[Task directions] An exact reproduction of all the entries below is required.

[Exercise data]
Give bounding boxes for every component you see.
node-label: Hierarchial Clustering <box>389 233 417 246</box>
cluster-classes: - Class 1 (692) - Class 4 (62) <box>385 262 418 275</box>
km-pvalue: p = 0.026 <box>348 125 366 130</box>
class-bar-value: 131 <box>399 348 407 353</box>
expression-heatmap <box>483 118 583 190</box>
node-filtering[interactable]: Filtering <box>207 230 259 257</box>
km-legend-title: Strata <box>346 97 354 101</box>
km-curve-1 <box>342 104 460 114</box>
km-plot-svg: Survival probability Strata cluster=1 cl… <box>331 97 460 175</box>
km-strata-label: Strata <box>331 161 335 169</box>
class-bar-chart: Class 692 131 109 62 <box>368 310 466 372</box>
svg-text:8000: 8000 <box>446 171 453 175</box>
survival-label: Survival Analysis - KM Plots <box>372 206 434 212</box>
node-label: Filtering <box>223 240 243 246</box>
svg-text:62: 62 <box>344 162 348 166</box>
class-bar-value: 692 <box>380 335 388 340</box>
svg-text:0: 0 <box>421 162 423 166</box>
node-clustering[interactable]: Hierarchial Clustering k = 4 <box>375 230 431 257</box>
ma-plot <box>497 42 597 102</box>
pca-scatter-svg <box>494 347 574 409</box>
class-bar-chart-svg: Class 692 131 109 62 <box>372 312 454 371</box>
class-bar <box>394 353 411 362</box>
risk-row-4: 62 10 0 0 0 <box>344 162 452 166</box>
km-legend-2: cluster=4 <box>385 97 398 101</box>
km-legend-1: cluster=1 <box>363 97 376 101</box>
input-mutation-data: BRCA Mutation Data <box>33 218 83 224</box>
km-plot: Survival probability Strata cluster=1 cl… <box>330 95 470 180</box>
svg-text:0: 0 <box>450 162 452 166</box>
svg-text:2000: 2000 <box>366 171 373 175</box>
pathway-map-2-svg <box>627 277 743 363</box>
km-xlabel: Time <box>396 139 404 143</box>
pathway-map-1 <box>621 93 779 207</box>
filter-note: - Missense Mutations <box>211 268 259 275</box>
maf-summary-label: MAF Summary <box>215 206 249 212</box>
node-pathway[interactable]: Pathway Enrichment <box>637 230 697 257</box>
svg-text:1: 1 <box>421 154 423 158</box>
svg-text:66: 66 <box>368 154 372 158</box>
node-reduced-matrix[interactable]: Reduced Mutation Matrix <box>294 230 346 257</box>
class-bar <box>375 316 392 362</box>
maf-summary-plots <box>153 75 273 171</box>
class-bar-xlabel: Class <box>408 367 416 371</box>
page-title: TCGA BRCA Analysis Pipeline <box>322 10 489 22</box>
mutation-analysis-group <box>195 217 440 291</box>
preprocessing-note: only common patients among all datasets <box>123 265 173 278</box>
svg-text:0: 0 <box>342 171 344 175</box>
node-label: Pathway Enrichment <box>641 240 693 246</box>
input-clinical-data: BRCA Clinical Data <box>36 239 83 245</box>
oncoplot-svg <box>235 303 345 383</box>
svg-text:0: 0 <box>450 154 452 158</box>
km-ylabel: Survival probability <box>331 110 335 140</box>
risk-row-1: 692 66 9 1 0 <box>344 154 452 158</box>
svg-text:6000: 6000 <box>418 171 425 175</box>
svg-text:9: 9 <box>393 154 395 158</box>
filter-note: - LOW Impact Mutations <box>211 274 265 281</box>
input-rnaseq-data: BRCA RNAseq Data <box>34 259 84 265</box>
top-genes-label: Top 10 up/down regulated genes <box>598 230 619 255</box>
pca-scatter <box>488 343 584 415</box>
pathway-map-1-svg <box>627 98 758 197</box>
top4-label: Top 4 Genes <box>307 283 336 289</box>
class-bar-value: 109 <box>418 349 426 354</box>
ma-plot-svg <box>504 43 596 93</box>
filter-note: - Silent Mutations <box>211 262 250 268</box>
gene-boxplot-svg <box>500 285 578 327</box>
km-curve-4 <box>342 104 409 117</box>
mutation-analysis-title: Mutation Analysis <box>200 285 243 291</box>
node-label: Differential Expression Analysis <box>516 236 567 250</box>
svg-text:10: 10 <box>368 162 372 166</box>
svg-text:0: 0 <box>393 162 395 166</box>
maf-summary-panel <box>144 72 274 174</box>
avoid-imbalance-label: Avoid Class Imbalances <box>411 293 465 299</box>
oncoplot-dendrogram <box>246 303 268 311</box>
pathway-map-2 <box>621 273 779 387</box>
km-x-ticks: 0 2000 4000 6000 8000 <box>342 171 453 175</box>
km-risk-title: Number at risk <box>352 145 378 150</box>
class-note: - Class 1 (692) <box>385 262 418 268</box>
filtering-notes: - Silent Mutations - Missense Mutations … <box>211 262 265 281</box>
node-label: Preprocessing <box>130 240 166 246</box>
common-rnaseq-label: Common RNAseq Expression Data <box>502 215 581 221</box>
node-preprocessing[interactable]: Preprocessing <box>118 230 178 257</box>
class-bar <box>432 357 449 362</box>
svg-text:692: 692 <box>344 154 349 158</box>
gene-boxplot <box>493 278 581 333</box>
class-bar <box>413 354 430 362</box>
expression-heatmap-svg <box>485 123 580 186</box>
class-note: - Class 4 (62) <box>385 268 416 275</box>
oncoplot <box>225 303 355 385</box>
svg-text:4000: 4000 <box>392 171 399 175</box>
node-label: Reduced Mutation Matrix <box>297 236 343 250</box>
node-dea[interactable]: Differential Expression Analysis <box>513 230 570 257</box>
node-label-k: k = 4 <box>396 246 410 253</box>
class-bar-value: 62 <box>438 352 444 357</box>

[Result below]
Give bounding boxes for every component you see.
node-label: Hierarchial Clustering <box>389 233 417 246</box>
cluster-classes: - Class 1 (692) - Class 4 (62) <box>385 262 418 275</box>
km-pvalue: p = 0.026 <box>348 125 366 130</box>
class-bar-value: 131 <box>399 348 407 353</box>
expression-heatmap <box>483 118 583 190</box>
node-filtering[interactable]: Filtering <box>207 230 259 257</box>
km-legend-title: Strata <box>346 97 354 101</box>
km-curve-1 <box>342 104 460 114</box>
km-plot-svg: Survival probability Strata cluster=1 cl… <box>331 97 460 175</box>
km-strata-label: Strata <box>331 161 335 169</box>
class-bar-chart: Class 692 131 109 62 <box>368 310 466 372</box>
svg-text:8000: 8000 <box>446 171 453 175</box>
survival-label: Survival Analysis - KM Plots <box>372 206 434 212</box>
node-label: Filtering <box>223 240 243 246</box>
svg-text:62: 62 <box>344 162 348 166</box>
class-bar-value: 692 <box>380 335 388 340</box>
svg-text:0: 0 <box>421 162 423 166</box>
node-clustering[interactable]: Hierarchial Clustering k = 4 <box>375 230 431 257</box>
ma-plot <box>497 42 597 102</box>
pca-scatter-svg <box>494 347 574 409</box>
class-bar-chart-svg: Class 692 131 109 62 <box>372 312 454 371</box>
class-bar <box>394 353 411 362</box>
risk-row-4: 62 10 0 0 0 <box>344 162 452 166</box>
km-legend-2: cluster=4 <box>385 97 398 101</box>
km-legend-1: cluster=1 <box>363 97 376 101</box>
input-mutation-data: BRCA Mutation Data <box>33 218 83 224</box>
km-plot: Survival probability Strata cluster=1 cl… <box>330 95 470 180</box>
svg-text:0: 0 <box>450 162 452 166</box>
svg-text:2000: 2000 <box>366 171 373 175</box>
pathway-map-2-svg <box>627 277 743 363</box>
km-xlabel: Time <box>396 139 404 143</box>
pathway-map-1 <box>621 93 779 207</box>
filter-note: - Missense Mutations <box>211 268 259 275</box>
maf-summary-label: MAF Summary <box>215 206 249 212</box>
node-pathway[interactable]: Pathway Enrichment <box>637 230 697 257</box>
svg-text:1: 1 <box>421 154 423 158</box>
svg-text:66: 66 <box>368 154 372 158</box>
node-reduced-matrix[interactable]: Reduced Mutation Matrix <box>294 230 346 257</box>
class-bar <box>375 316 392 362</box>
maf-summary-plots <box>153 75 273 171</box>
class-bar-xlabel: Class <box>408 367 416 371</box>
page-title: TCGA BRCA Analysis Pipeline <box>322 10 489 22</box>
mutation-analysis-group <box>195 217 440 291</box>
preprocessing-note: only common patients among all datasets <box>123 265 173 278</box>
svg-text:0: 0 <box>342 171 344 175</box>
node-label: Pathway Enrichment <box>641 240 693 246</box>
input-clinical-data: BRCA Clinical Data <box>36 239 83 245</box>
oncoplot-svg <box>235 303 345 383</box>
svg-text:0: 0 <box>450 154 452 158</box>
km-ylabel: Survival probability <box>331 110 335 140</box>
risk-row-1: 692 66 9 1 0 <box>344 154 452 158</box>
svg-text:6000: 6000 <box>418 171 425 175</box>
svg-text:9: 9 <box>393 154 395 158</box>
filter-note: - LOW Impact Mutations <box>211 274 265 281</box>
input-rnaseq-data: BRCA RNAseq Data <box>34 259 84 265</box>
top-genes-label: Top 10 up/down regulated genes <box>598 230 619 255</box>
pca-scatter <box>488 343 584 415</box>
pathway-map-1-svg <box>627 98 758 197</box>
top4-label: Top 4 Genes <box>307 283 336 289</box>
class-bar-value: 109 <box>418 349 426 354</box>
ma-plot-svg <box>504 43 596 93</box>
filter-note: - Silent Mutations <box>211 262 250 268</box>
gene-boxplot-svg <box>500 285 578 327</box>
km-curve-4 <box>342 104 409 117</box>
mutation-analysis-title: Mutation Analysis <box>200 285 243 291</box>
node-label: Differential Expression Analysis <box>516 236 567 250</box>
svg-text:10: 10 <box>368 162 372 166</box>
svg-text:0: 0 <box>393 162 395 166</box>
maf-summary-panel <box>144 72 274 174</box>
avoid-imbalance-label: Avoid Class Imbalances <box>411 293 465 299</box>
oncoplot-dendrogram <box>246 303 268 311</box>
pathway-map-2 <box>621 273 779 387</box>
km-x-ticks: 0 2000 4000 6000 8000 <box>342 171 453 175</box>
km-risk-title: Number at risk <box>352 145 378 150</box>
class-note: - Class 1 (692) <box>385 262 418 268</box>
filtering-notes: - Silent Mutations - Missense Mutations … <box>211 262 265 281</box>
node-label: Preprocessing <box>130 240 166 246</box>
common-rnaseq-label: Common RNAseq Expression Data <box>502 215 581 221</box>
node-preprocessing[interactable]: Preprocessing <box>118 230 178 257</box>
class-bar <box>432 357 449 362</box>
svg-text:692: 692 <box>344 154 349 158</box>
gene-boxplot <box>493 278 581 333</box>
class-bar <box>413 354 430 362</box>
expression-heatmap-svg <box>485 123 580 186</box>
class-note: - Class 4 (62) <box>385 268 416 275</box>
oncoplot <box>225 303 355 385</box>
svg-text:4000: 4000 <box>392 171 399 175</box>
node-label: Reduced Mutation Matrix <box>297 236 343 250</box>
node-dea[interactable]: Differential Expression Analysis <box>513 230 570 257</box>
node-label-k: k = 4 <box>396 246 410 253</box>
class-bar-value: 62 <box>438 352 444 357</box>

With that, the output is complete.